● **Work required**: Extract each line where the string "prisoners" shows up.

● **Exercise inputs**:
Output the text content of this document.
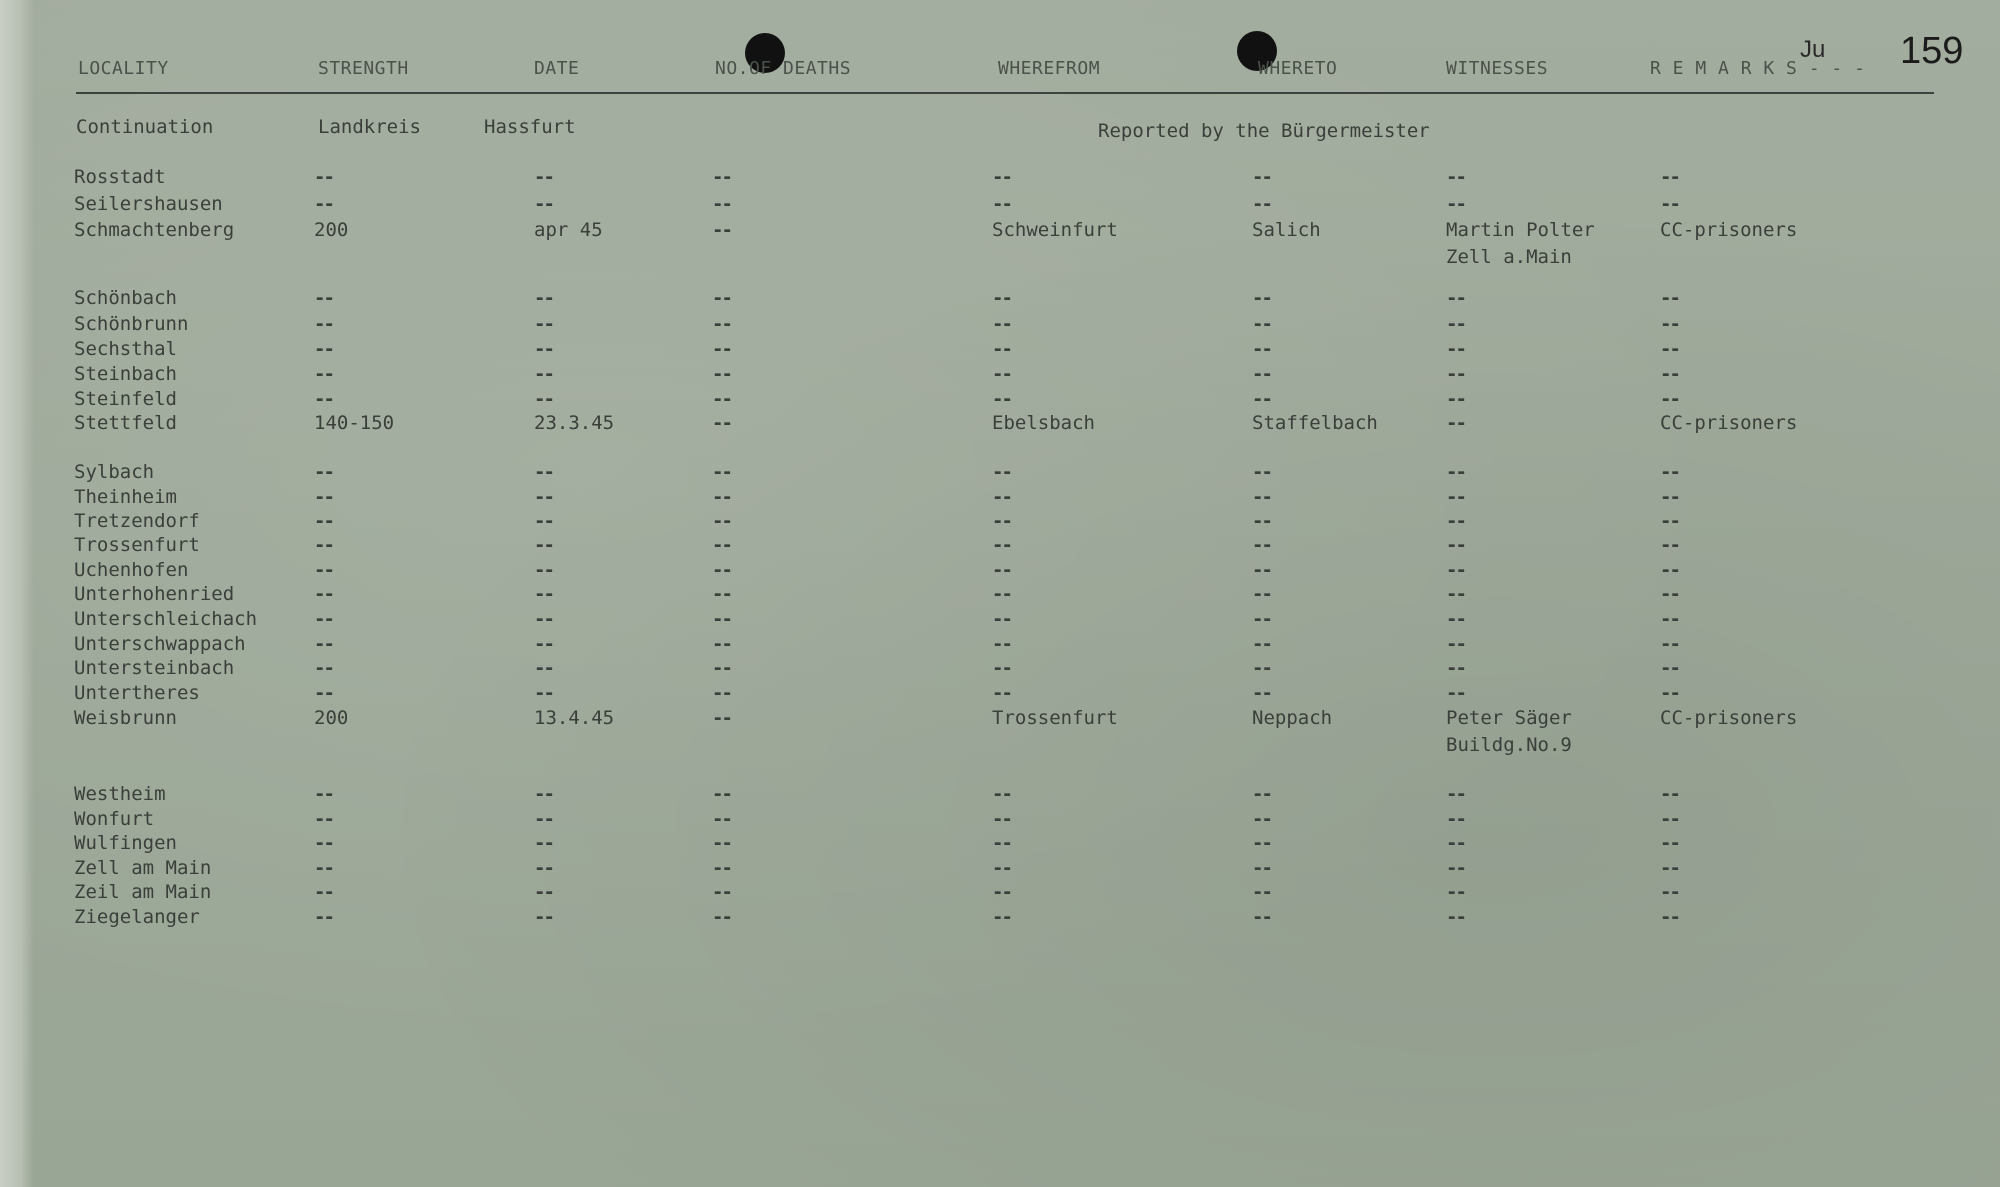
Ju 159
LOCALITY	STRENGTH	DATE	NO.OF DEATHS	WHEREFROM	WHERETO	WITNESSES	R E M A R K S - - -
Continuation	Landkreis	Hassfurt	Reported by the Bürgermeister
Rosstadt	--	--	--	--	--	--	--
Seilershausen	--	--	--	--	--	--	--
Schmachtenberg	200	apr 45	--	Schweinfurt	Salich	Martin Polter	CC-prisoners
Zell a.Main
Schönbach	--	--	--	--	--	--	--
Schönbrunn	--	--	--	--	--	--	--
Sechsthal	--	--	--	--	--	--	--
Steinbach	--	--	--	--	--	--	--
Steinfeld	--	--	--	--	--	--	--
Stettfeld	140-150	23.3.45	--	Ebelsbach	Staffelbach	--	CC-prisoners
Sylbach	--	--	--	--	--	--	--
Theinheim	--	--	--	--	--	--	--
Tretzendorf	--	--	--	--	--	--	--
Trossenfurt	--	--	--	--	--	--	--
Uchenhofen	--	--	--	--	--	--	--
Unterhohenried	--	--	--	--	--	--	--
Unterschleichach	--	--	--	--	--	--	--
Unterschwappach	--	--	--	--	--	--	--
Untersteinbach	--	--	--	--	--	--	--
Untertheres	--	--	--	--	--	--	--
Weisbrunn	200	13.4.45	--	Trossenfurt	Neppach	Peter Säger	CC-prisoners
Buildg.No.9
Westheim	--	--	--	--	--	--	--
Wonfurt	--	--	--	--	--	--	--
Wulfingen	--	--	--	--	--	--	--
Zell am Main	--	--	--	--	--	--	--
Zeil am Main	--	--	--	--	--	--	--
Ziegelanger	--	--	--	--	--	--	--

● **Response below**:
Schmachtenberg	200	apr 45	--	Schweinfurt	Salich	Martin Polter	CC-prisoners
Stettfeld	140-150	23.3.45	--	Ebelsbach	Staffelbach	--	CC-prisoners
Weisbrunn	200	13.4.45	--	Trossenfurt	Neppach	Peter Säger	CC-prisoners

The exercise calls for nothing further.